**WORK INSTRUCTIONS:** Skip the pictures. Transcribe the rest of the data below without changing a word.

⁂

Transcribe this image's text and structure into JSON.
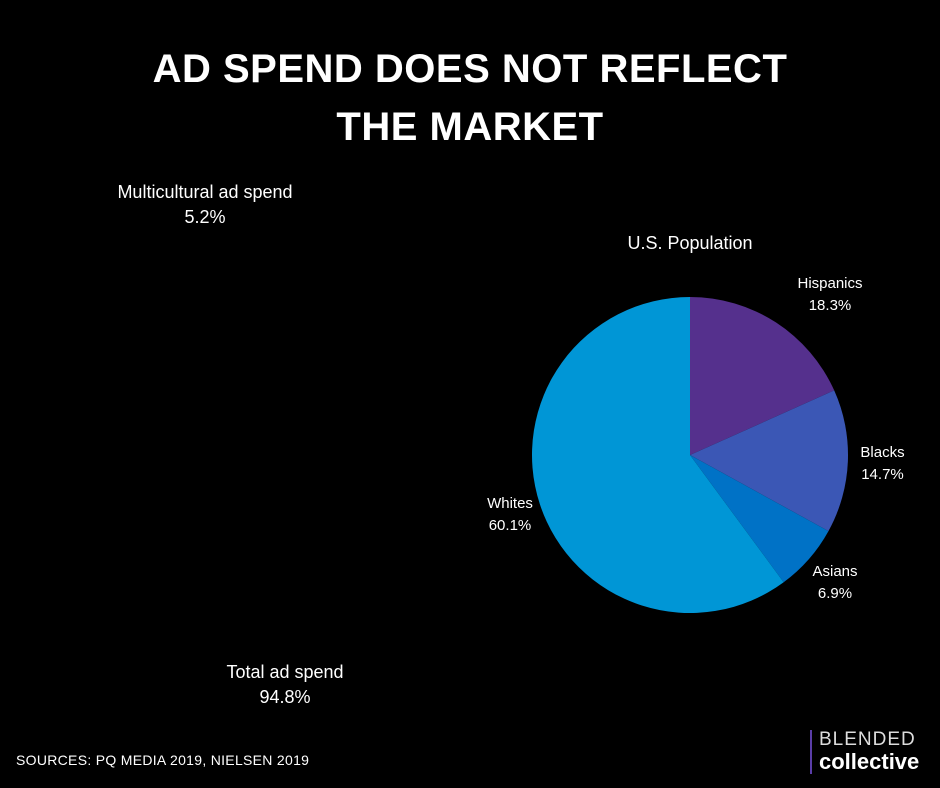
{
  "title": {
    "line1": "AD SPEND DOES NOT REFLECT",
    "line2": "THE MARKET"
  },
  "chart_data": [
    {
      "type": "pie",
      "title": "",
      "slices": [
        {
          "label": "Multicultural ad spend",
          "value_label": "5.2%",
          "value": 5.2,
          "color": "#0072c6"
        },
        {
          "label": "Total ad spend",
          "value_label": "94.8%",
          "value": 94.8,
          "color": "#55308d"
        }
      ]
    },
    {
      "type": "pie",
      "title": "U.S. Population",
      "slices": [
        {
          "label": "Hispanics",
          "value_label": "18.3%",
          "value": 18.3,
          "color": "#55308d"
        },
        {
          "label": "Blacks",
          "value_label": "14.7%",
          "value": 14.7,
          "color": "#3b57b5"
        },
        {
          "label": "Asians",
          "value_label": "6.9%",
          "value": 6.9,
          "color": "#0072c6"
        },
        {
          "label": "Whites",
          "value_label": "60.1%",
          "value": 60.1,
          "color": "#0096d6"
        }
      ]
    }
  ],
  "footer": {
    "sources": "SOURCES: PQ MEDIA 2019, NIELSEN 2019"
  },
  "logo": {
    "line1": "BLENDED",
    "line2": "collective"
  }
}
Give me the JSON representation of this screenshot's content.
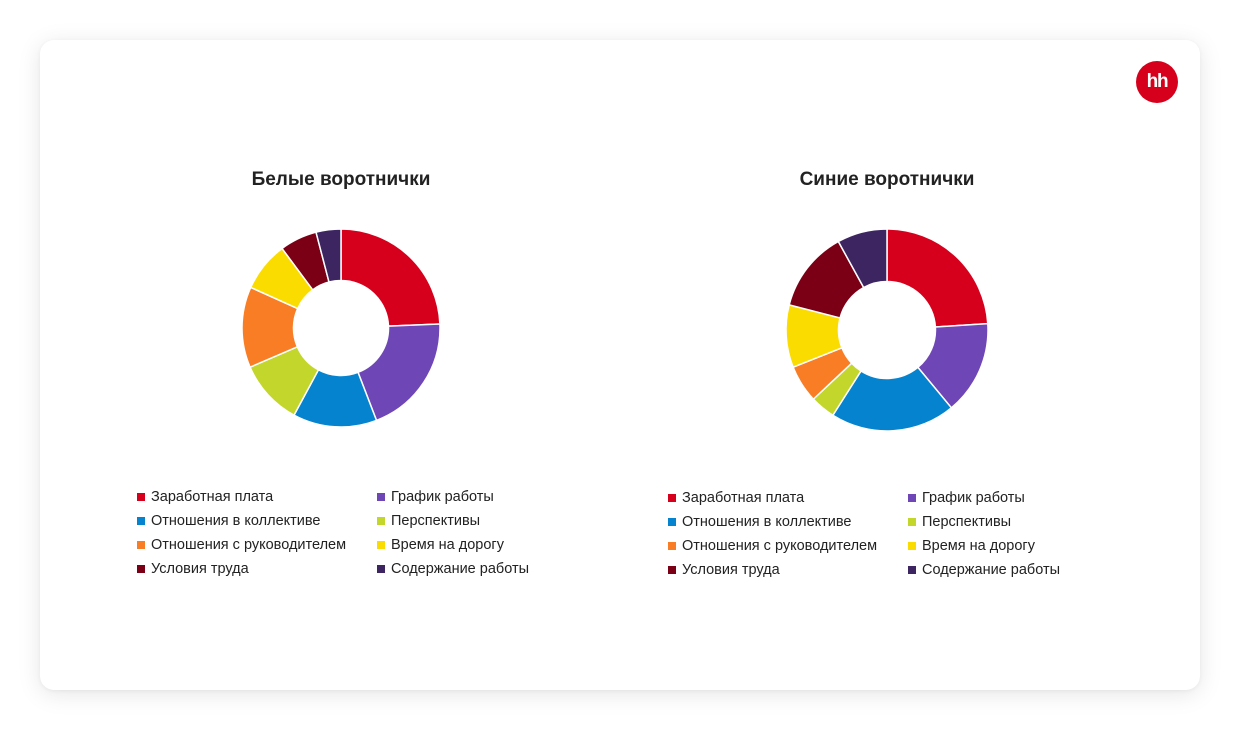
{
  "brand": {
    "logo_text": "hh"
  },
  "categories": [
    "Заработная плата",
    "График работы",
    "Отношения в коллективе",
    "Перспективы",
    "Отношения с руководителем",
    "Время на дорогу",
    "Условия труда",
    "Содержание работы"
  ],
  "colors": [
    "#d6001c",
    "#6f46b5",
    "#0583cf",
    "#c2d62b",
    "#f97d24",
    "#fbdc00",
    "#7c0015",
    "#3d2562"
  ],
  "chart_data": [
    {
      "type": "pie",
      "donut": true,
      "title": "Белые воротнички",
      "categories": [
        "Заработная плата",
        "График работы",
        "Отношения в коллективе",
        "Перспективы",
        "Отношения с руководителем",
        "Время на дорогу",
        "Условия труда",
        "Содержание работы"
      ],
      "values": [
        24,
        19.5,
        13.5,
        10.5,
        13,
        8,
        6,
        4
      ],
      "legend": "bottom"
    },
    {
      "type": "pie",
      "donut": true,
      "title": "Синие воротнички",
      "categories": [
        "Заработная плата",
        "График работы",
        "Отношения в коллективе",
        "Перспективы",
        "Отношения с руководителем",
        "Время на дорогу",
        "Условия труда",
        "Содержание работы"
      ],
      "values": [
        24,
        15,
        20,
        4,
        6,
        10,
        13,
        8
      ],
      "legend": "bottom"
    }
  ]
}
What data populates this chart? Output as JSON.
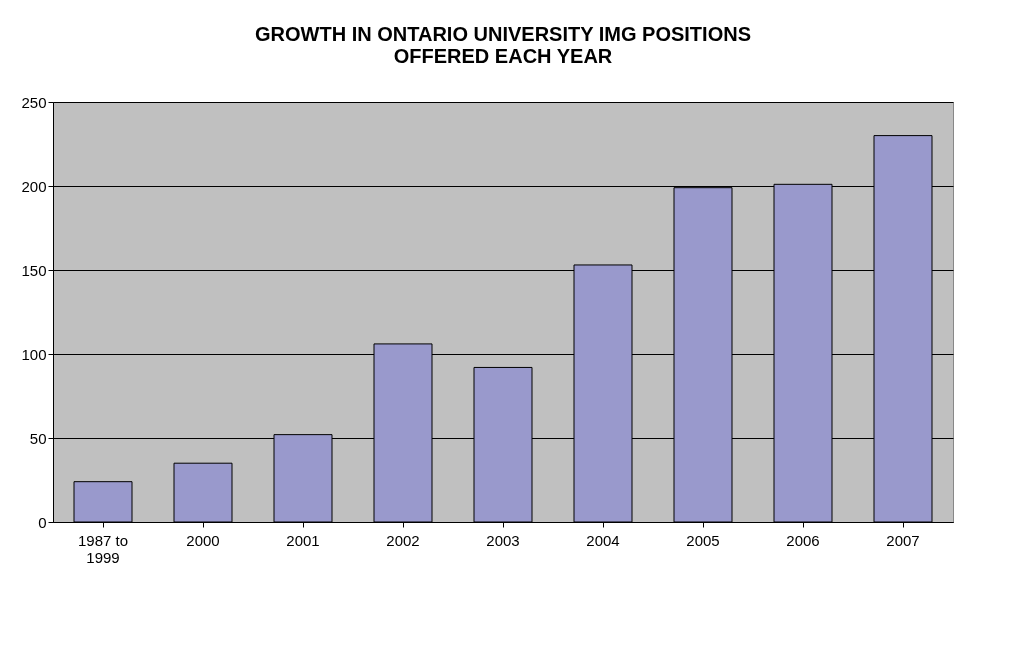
{
  "chart_data": {
    "type": "bar",
    "title": [
      "GROWTH IN ONTARIO UNIVERSITY IMG POSITIONS",
      "OFFERED EACH YEAR"
    ],
    "categories": [
      "1987 to 1999",
      "2000",
      "2001",
      "2002",
      "2003",
      "2004",
      "2005",
      "2006",
      "2007"
    ],
    "values": [
      24,
      35,
      52,
      106,
      92,
      153,
      199,
      201,
      230
    ],
    "color": "#9999cc",
    "ylim": [
      0,
      250
    ],
    "yticks": [
      0,
      50,
      100,
      150,
      200,
      250
    ],
    "grid": "y"
  }
}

⁂

**RESPONSE:**
Transcribe this image's text and structure into JSON.
{
  "title": {
    "line1": "AD SPEND DOES NOT REFLECT",
    "line2": "THE MARKET"
  },
  "chart_data": [
    {
      "type": "pie",
      "title": "",
      "slices": [
        {
          "label": "Multicultural ad spend",
          "value_label": "5.2%",
          "value": 5.2,
          "color": "#0072c6"
        },
        {
          "label": "Total ad spend",
          "value_label": "94.8%",
          "value": 94.8,
          "color": "#55308d"
        }
      ]
    },
    {
      "type": "pie",
      "title": "U.S. Population",
      "slices": [
        {
          "label": "Hispanics",
          "value_label": "18.3%",
          "value": 18.3,
          "color": "#55308d"
        },
        {
          "label": "Blacks",
          "value_label": "14.7%",
          "value": 14.7,
          "color": "#3b57b5"
        },
        {
          "label": "Asians",
          "value_label": "6.9%",
          "value": 6.9,
          "color": "#0072c6"
        },
        {
          "label": "Whites",
          "value_label": "60.1%",
          "value": 60.1,
          "color": "#0096d6"
        }
      ]
    }
  ],
  "footer": {
    "sources": "SOURCES: PQ MEDIA 2019, NIELSEN 2019"
  },
  "logo": {
    "line1": "BLENDED",
    "line2": "collective"
  }
}
Give me the JSON representation of this screenshot's content.
{
  "brand": {
    "logo_text": "hh"
  },
  "categories": [
    "Заработная плата",
    "График работы",
    "Отношения в коллективе",
    "Перспективы",
    "Отношения с руководителем",
    "Время на дорогу",
    "Условия труда",
    "Содержание работы"
  ],
  "colors": [
    "#d6001c",
    "#6f46b5",
    "#0583cf",
    "#c2d62b",
    "#f97d24",
    "#fbdc00",
    "#7c0015",
    "#3d2562"
  ],
  "chart_data": [
    {
      "type": "pie",
      "donut": true,
      "title": "Белые воротнички",
      "categories": [
        "Заработная плата",
        "График работы",
        "Отношения в коллективе",
        "Перспективы",
        "Отношения с руководителем",
        "Время на дорогу",
        "Условия труда",
        "Содержание работы"
      ],
      "values": [
        24,
        19.5,
        13.5,
        10.5,
        13,
        8,
        6,
        4
      ],
      "legend": "bottom"
    },
    {
      "type": "pie",
      "donut": true,
      "title": "Синие воротнички",
      "categories": [
        "Заработная плата",
        "График работы",
        "Отношения в коллективе",
        "Перспективы",
        "Отношения с руководителем",
        "Время на дорогу",
        "Условия труда",
        "Содержание работы"
      ],
      "values": [
        24,
        15,
        20,
        4,
        6,
        10,
        13,
        8
      ],
      "legend": "bottom"
    }
  ]
}
What data populates this chart? Output as JSON.
{
  "chart_data": {
    "type": "bar",
    "title": [
      "GROWTH IN ONTARIO UNIVERSITY IMG POSITIONS",
      "OFFERED EACH YEAR"
    ],
    "categories": [
      "1987 to 1999",
      "2000",
      "2001",
      "2002",
      "2003",
      "2004",
      "2005",
      "2006",
      "2007"
    ],
    "values": [
      24,
      35,
      52,
      106,
      92,
      153,
      199,
      201,
      230
    ],
    "color": "#9999cc",
    "ylim": [
      0,
      250
    ],
    "yticks": [
      0,
      50,
      100,
      150,
      200,
      250
    ],
    "grid": "y"
  }
}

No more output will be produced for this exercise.